# EXERCISE AIM:
Make an exact copy of all the entries, but do not reproduce the pictures.

+ + + +

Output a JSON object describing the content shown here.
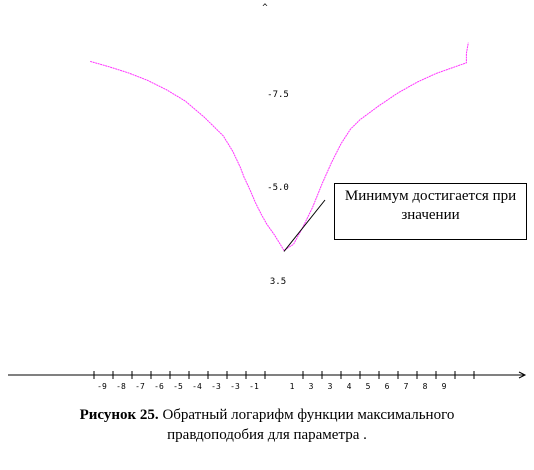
{
  "chart_data": {
    "type": "line",
    "title": "",
    "xlabel": "",
    "ylabel": "",
    "x_tick_labels": [
      "-9",
      "-8",
      "-7",
      "-6",
      "-5",
      "-4",
      "-3",
      "-3",
      "-1",
      "1",
      "3",
      "3",
      "4",
      "5",
      "6",
      "7",
      "8",
      "9"
    ],
    "y_tick_labels": [
      "-7.5",
      "-5.0",
      "3.5"
    ],
    "series": [
      {
        "color": "#ff33ff",
        "x": [
          -10.2,
          -9.2,
          -8.2,
          -7.2,
          -6.2,
          -5.2,
          -4.2,
          -3.2,
          -2.7,
          -2.3,
          -2.1,
          -1.8,
          -1.5,
          -1.2,
          -0.9,
          -0.5,
          0,
          0.5,
          1,
          1.5,
          2,
          2.5,
          3,
          3.5,
          4,
          5,
          6,
          7,
          8,
          9,
          9.6,
          9.6,
          9.7
        ],
        "y": [
          9.36,
          9.2,
          9.02,
          8.8,
          8.52,
          8.18,
          7.7,
          7.14,
          6.68,
          6.2,
          5.9,
          5.54,
          5.14,
          4.8,
          4.5,
          4.18,
          3.72,
          3.9,
          4.42,
          5.0,
          5.7,
          6.34,
          6.9,
          7.34,
          7.62,
          8.04,
          8.42,
          8.74,
          9.0,
          9.2,
          9.32,
          9.6,
          9.92
        ]
      }
    ],
    "annotation": {
      "line1": "Минимум достигается при",
      "line2": "значении",
      "target": {
        "x": 0,
        "y": 3.72
      }
    },
    "axis_arrows": true,
    "grid": false
  },
  "caption": {
    "label": "Рисунок 25.",
    "line1": " Обратный логарифм функции максимального",
    "line2": "правдоподобия для параметра ."
  },
  "colors": {
    "curve": "#ff33ff",
    "axes": "#000000"
  }
}
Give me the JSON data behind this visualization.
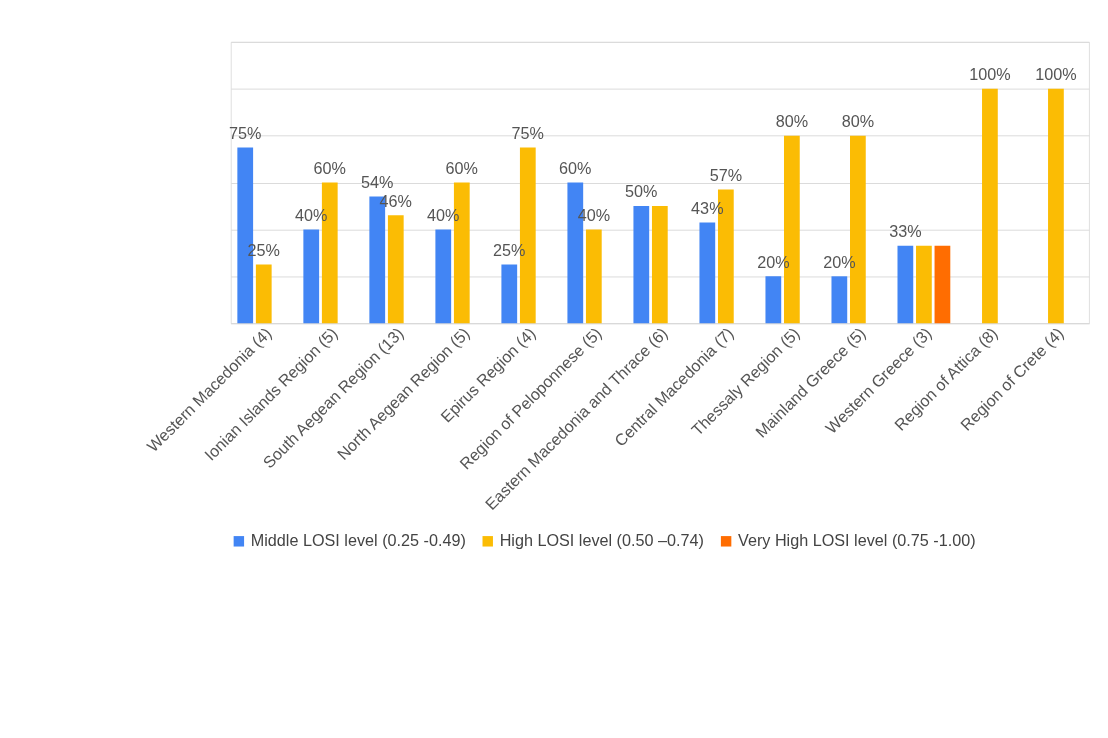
{
  "chart_data": {
    "type": "bar",
    "categories": [
      "Western Macedonia (4)",
      "Ionian Islands Region (5)",
      "South Aegean Region (13)",
      "North Aegean Region (5)",
      "Epirus Region (4)",
      "Region of Peloponnese (5)",
      "Eastern Macedonia and Thrace (6)",
      "Central Macedonia (7)",
      "Thessaly Region (5)",
      "Mainland Greece (5)",
      "Western Greece (3)",
      "Region of Attica (8)",
      "Region of Crete (4)"
    ],
    "series": [
      {
        "name": "Middle LOSI level (0.25 -0.49)",
        "color": "#4285f4",
        "values": [
          75,
          40,
          54,
          40,
          25,
          60,
          50,
          43,
          20,
          20,
          33,
          null,
          null
        ],
        "value_labels": [
          "75%",
          "40%",
          "54%",
          "40%",
          "25%",
          "60%",
          "50%",
          "43%",
          "20%",
          "20%",
          "33%",
          null,
          null
        ]
      },
      {
        "name": "High LOSI level (0.50 –0.74)",
        "color": "#fbbc04",
        "values": [
          25,
          60,
          46,
          60,
          75,
          40,
          50,
          57,
          80,
          80,
          33,
          100,
          100
        ],
        "value_labels": [
          "25%",
          "60%",
          "46%",
          "60%",
          "75%",
          "40%",
          null,
          "57%",
          "80%",
          "80%",
          null,
          "100%",
          "100%"
        ]
      },
      {
        "name": "Very High LOSI level (0.75 -1.00)",
        "color": "#ff6d01",
        "values": [
          null,
          null,
          null,
          null,
          null,
          null,
          null,
          null,
          null,
          null,
          33,
          null,
          null
        ],
        "value_labels": [
          null,
          null,
          null,
          null,
          null,
          null,
          null,
          null,
          null,
          null,
          null,
          null,
          null
        ]
      }
    ],
    "ylim": [
      0,
      120
    ],
    "yticks": [
      {
        "value": 0,
        "label": null
      },
      {
        "value": 20,
        "label": null
      },
      {
        "value": 40,
        "label": null
      },
      {
        "value": 60,
        "label": null
      },
      {
        "value": 80,
        "label": null
      },
      {
        "value": 100,
        "label": null
      },
      {
        "value": 120,
        "label": null
      }
    ],
    "tick_labels": "x",
    "grid": "y",
    "legend": "bottom"
  }
}
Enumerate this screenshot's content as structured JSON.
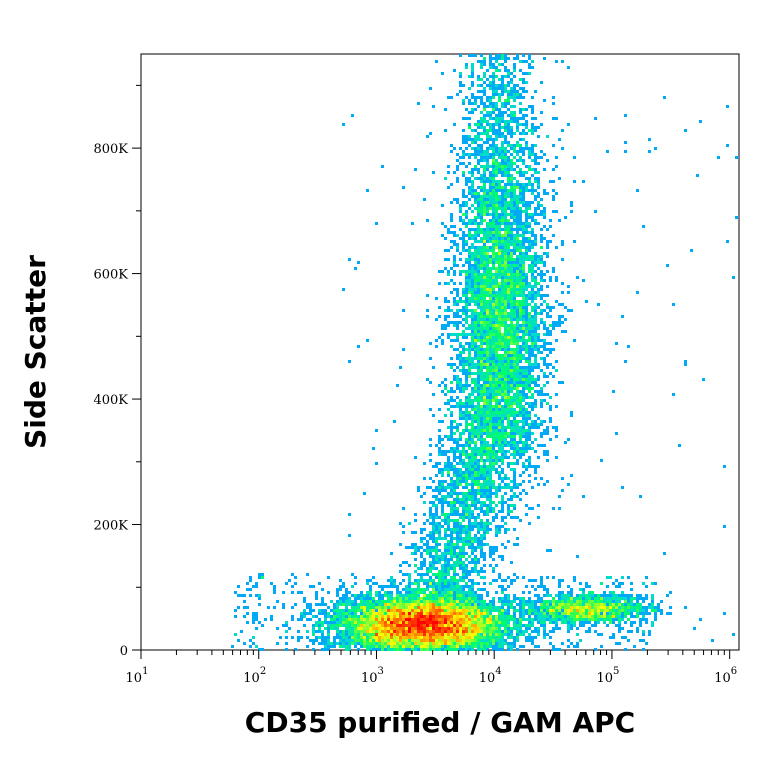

+ + + +

# EXPECTED OUTPUT:
Output a JSON object describing the content shown here.
{
  "chart_data": {
    "type": "line",
    "title": "",
    "xlabel": "",
    "ylabel": "",
    "x_tick_labels": [
      "-9",
      "-8",
      "-7",
      "-6",
      "-5",
      "-4",
      "-3",
      "-3",
      "-1",
      "1",
      "3",
      "3",
      "4",
      "5",
      "6",
      "7",
      "8",
      "9"
    ],
    "y_tick_labels": [
      "-7.5",
      "-5.0",
      "3.5"
    ],
    "series": [
      {
        "color": "#ff33ff",
        "x": [
          -10.2,
          -9.2,
          -8.2,
          -7.2,
          -6.2,
          -5.2,
          -4.2,
          -3.2,
          -2.7,
          -2.3,
          -2.1,
          -1.8,
          -1.5,
          -1.2,
          -0.9,
          -0.5,
          0,
          0.5,
          1,
          1.5,
          2,
          2.5,
          3,
          3.5,
          4,
          5,
          6,
          7,
          8,
          9,
          9.6,
          9.6,
          9.7
        ],
        "y": [
          9.36,
          9.2,
          9.02,
          8.8,
          8.52,
          8.18,
          7.7,
          7.14,
          6.68,
          6.2,
          5.9,
          5.54,
          5.14,
          4.8,
          4.5,
          4.18,
          3.72,
          3.9,
          4.42,
          5.0,
          5.7,
          6.34,
          6.9,
          7.34,
          7.62,
          8.04,
          8.42,
          8.74,
          9.0,
          9.2,
          9.32,
          9.6,
          9.92
        ]
      }
    ],
    "annotation": {
      "line1": "Минимум достигается при",
      "line2": "значении",
      "target": {
        "x": 0,
        "y": 3.72
      }
    },
    "axis_arrows": true,
    "grid": false
  },
  "caption": {
    "label": "Рисунок 25.",
    "line1": " Обратный логарифм функции максимального",
    "line2": "правдоподобия для параметра ."
  },
  "colors": {
    "curve": "#ff33ff",
    "axes": "#000000"
  }
}
Give me the JSON data behind this visualization.
{
  "chart_data": {
    "type": "bar",
    "categories": [
      "Western Macedonia (4)",
      "Ionian Islands Region (5)",
      "South Aegean Region (13)",
      "North Aegean Region (5)",
      "Epirus Region (4)",
      "Region of Peloponnese (5)",
      "Eastern Macedonia and Thrace (6)",
      "Central Macedonia (7)",
      "Thessaly Region (5)",
      "Mainland Greece (5)",
      "Western Greece (3)",
      "Region of Attica (8)",
      "Region of Crete (4)"
    ],
    "series": [
      {
        "name": "Middle LOSI level (0.25 -0.49)",
        "color": "#4285f4",
        "values": [
          75,
          40,
          54,
          40,
          25,
          60,
          50,
          43,
          20,
          20,
          33,
          null,
          null
        ],
        "value_labels": [
          "75%",
          "40%",
          "54%",
          "40%",
          "25%",
          "60%",
          "50%",
          "43%",
          "20%",
          "20%",
          "33%",
          null,
          null
        ]
      },
      {
        "name": "High LOSI level (0.50 –0.74)",
        "color": "#fbbc04",
        "values": [
          25,
          60,
          46,
          60,
          75,
          40,
          50,
          57,
          80,
          80,
          33,
          100,
          100
        ],
        "value_labels": [
          "25%",
          "60%",
          "46%",
          "60%",
          "75%",
          "40%",
          null,
          "57%",
          "80%",
          "80%",
          null,
          "100%",
          "100%"
        ]
      },
      {
        "name": "Very High LOSI level (0.75 -1.00)",
        "color": "#ff6d01",
        "values": [
          null,
          null,
          null,
          null,
          null,
          null,
          null,
          null,
          null,
          null,
          33,
          null,
          null
        ],
        "value_labels": [
          null,
          null,
          null,
          null,
          null,
          null,
          null,
          null,
          null,
          null,
          null,
          null,
          null
        ]
      }
    ],
    "ylim": [
      0,
      120
    ],
    "yticks": [
      {
        "value": 0,
        "label": null
      },
      {
        "value": 20,
        "label": null
      },
      {
        "value": 40,
        "label": null
      },
      {
        "value": 60,
        "label": null
      },
      {
        "value": 80,
        "label": null
      },
      {
        "value": 100,
        "label": null
      },
      {
        "value": 120,
        "label": null
      }
    ],
    "tick_labels": "x",
    "grid": "y",
    "legend": "bottom"
  }
}
Enumerate this screenshot's content as structured JSON.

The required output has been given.